- _A block of data_

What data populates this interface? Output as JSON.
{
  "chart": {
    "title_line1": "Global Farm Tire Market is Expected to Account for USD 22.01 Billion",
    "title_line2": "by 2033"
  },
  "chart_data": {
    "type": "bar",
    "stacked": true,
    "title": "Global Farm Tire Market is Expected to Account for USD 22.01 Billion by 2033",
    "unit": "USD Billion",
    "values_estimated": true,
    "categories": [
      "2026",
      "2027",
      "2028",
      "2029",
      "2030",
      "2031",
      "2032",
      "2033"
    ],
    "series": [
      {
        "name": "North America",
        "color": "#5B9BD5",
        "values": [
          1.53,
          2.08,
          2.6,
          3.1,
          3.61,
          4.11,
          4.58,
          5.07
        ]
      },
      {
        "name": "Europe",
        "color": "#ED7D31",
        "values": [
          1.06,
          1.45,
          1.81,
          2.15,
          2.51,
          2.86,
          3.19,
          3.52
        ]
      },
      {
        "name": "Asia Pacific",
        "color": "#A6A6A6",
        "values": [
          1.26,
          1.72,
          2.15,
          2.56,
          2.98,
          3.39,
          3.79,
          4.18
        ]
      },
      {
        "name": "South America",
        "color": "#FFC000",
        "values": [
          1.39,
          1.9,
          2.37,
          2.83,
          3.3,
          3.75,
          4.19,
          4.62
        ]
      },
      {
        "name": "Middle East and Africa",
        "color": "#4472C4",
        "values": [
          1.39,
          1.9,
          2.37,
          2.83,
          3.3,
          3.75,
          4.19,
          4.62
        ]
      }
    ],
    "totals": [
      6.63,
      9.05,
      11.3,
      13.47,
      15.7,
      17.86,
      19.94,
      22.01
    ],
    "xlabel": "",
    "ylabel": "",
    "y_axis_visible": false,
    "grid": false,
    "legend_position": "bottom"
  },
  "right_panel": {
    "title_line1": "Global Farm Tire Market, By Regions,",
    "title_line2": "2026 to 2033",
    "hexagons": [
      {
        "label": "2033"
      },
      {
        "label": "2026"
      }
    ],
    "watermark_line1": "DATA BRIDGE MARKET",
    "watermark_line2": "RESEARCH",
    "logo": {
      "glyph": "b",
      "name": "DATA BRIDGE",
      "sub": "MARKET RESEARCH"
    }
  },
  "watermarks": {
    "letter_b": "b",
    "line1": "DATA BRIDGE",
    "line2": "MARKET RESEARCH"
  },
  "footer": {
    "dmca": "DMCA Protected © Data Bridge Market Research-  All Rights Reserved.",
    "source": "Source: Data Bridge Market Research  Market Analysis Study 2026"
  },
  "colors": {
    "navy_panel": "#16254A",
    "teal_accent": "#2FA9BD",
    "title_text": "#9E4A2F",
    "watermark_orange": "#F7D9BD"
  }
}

- _Aim_
Filter the records down to the lines that contain the string "Billion", and copy those lines.

- _Output of the task_
    "title_line1": "Global Farm Tire Market is Expected to Account for USD 22.01 Billion",
    "title": "Global Farm Tire Market is Expected to Account for USD 22.01 Billion by 2033",
    "unit": "USD Billion",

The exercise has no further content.